-------- Given records --------
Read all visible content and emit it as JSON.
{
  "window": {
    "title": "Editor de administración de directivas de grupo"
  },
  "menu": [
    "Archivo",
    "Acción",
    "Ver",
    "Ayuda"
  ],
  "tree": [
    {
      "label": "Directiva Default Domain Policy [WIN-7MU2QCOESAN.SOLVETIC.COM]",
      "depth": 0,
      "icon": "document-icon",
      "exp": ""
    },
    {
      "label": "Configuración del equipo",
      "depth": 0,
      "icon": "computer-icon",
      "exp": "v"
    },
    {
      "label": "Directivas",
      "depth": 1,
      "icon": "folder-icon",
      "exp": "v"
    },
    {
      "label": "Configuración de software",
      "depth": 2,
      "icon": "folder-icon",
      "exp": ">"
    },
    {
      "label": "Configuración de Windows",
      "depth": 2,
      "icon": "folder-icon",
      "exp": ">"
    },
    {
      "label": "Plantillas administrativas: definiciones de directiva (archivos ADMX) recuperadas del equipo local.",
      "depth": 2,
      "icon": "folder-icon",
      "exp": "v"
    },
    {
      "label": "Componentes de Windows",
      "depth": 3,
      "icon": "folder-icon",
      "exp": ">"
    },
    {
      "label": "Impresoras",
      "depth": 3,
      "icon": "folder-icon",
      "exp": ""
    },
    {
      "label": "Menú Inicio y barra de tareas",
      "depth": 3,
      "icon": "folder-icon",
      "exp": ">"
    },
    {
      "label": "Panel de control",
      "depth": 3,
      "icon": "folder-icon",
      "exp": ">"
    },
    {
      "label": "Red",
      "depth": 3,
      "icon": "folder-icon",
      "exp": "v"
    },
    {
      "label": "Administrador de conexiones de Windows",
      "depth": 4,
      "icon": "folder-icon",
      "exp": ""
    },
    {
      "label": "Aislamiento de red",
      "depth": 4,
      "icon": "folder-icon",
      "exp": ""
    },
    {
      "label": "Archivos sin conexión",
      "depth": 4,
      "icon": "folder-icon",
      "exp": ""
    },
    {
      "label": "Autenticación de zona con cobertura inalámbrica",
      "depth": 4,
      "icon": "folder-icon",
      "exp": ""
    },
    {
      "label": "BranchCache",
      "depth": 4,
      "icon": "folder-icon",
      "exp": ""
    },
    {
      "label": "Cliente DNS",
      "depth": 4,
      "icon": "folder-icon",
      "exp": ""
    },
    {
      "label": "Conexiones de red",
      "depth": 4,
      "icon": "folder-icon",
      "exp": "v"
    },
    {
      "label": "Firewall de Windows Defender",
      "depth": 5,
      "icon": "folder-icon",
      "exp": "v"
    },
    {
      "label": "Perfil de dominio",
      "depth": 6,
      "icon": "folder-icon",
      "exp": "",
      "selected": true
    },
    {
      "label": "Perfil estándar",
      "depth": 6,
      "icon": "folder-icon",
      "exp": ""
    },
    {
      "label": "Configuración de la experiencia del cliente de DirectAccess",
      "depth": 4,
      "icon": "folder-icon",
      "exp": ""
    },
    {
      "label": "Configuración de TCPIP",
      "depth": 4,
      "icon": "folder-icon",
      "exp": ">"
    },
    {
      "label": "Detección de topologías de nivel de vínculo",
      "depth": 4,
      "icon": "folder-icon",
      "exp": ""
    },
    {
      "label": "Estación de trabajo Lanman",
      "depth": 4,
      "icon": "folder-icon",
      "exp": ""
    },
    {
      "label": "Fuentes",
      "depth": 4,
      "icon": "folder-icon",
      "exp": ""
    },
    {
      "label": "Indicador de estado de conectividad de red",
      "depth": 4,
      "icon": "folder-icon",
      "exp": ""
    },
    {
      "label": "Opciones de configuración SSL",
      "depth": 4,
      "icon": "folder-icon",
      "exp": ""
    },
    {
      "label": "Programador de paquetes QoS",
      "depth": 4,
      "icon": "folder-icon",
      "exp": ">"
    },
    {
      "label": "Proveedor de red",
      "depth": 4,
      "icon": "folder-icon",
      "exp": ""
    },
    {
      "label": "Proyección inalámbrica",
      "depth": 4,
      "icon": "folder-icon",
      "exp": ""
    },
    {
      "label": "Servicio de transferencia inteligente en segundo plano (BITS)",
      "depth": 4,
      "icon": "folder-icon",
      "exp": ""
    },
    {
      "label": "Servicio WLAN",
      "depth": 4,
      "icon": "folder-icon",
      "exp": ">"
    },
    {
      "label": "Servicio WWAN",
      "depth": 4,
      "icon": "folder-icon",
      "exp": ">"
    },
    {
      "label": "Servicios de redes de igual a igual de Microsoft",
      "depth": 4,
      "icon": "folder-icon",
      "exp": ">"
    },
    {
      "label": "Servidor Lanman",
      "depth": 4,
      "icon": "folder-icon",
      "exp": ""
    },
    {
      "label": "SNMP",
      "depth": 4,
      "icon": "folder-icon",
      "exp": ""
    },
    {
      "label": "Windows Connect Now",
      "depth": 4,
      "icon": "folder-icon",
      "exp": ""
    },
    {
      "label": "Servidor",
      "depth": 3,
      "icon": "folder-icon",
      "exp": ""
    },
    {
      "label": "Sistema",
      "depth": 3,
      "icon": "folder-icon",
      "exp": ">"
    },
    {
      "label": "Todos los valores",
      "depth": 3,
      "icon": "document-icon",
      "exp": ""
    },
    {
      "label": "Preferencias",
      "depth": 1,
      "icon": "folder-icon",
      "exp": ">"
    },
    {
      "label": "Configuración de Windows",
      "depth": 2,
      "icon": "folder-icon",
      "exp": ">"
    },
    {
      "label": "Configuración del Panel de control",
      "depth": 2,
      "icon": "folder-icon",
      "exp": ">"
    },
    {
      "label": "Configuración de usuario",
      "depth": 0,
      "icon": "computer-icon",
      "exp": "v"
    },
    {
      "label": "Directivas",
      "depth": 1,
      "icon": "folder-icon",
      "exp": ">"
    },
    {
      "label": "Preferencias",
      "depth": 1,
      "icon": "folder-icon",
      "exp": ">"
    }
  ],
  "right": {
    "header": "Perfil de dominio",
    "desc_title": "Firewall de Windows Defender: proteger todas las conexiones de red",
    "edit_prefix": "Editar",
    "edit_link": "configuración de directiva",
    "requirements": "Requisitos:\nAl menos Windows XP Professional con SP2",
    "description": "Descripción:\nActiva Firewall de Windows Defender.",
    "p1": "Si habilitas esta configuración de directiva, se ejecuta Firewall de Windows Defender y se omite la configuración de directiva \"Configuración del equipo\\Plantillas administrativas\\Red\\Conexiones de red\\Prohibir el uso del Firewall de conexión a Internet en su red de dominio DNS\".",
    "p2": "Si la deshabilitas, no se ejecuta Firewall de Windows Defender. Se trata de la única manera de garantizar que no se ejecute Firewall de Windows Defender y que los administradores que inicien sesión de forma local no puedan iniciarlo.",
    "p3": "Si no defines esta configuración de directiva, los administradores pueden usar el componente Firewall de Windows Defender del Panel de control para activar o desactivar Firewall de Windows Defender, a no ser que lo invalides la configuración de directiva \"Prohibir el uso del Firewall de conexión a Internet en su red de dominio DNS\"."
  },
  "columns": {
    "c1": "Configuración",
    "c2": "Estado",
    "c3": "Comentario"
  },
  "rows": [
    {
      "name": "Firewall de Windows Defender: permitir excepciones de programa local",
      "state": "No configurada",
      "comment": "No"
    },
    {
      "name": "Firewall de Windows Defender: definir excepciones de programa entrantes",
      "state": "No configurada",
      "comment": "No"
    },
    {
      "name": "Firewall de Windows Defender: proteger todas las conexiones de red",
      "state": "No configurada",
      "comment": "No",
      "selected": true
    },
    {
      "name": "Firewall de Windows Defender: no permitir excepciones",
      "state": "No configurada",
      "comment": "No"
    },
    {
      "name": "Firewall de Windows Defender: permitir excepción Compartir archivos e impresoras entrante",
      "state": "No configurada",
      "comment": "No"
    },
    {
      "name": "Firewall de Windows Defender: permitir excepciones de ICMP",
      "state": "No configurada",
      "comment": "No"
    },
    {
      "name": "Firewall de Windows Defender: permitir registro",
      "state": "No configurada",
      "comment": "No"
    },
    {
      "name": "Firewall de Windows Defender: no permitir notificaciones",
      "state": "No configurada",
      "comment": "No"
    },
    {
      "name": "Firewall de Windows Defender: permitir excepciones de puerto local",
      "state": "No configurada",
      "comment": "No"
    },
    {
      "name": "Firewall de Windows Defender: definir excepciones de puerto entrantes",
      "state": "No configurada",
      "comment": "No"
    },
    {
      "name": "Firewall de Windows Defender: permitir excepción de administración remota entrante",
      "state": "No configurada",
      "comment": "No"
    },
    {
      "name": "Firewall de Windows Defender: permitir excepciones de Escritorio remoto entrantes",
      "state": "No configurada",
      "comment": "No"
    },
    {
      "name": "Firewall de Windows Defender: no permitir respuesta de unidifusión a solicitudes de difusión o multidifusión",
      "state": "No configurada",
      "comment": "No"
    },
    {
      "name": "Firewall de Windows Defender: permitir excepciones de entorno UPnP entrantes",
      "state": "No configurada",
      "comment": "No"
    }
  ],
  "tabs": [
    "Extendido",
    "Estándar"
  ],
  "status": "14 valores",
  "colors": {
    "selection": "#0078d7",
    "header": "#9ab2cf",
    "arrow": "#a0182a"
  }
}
--------
▶ **Aim**: Extract every line above containing the word "equipo".

▶ **Reply**:
      "label": "Configuración del equipo",
      "label": "Plantillas administrativas: definiciones de directiva (archivos ADMX) recuperadas del equipo local.",
    "p1": "Si habilitas esta configuración de directiva, se ejecuta Firewall de Windows Defender y se omite la configuración de directiva \"Configuración del equipo\\Plantillas administrativas\\Red\\Conexiones de red\\Prohibir el uso del Firewall de conexión a Internet en su red de dominio DNS\".",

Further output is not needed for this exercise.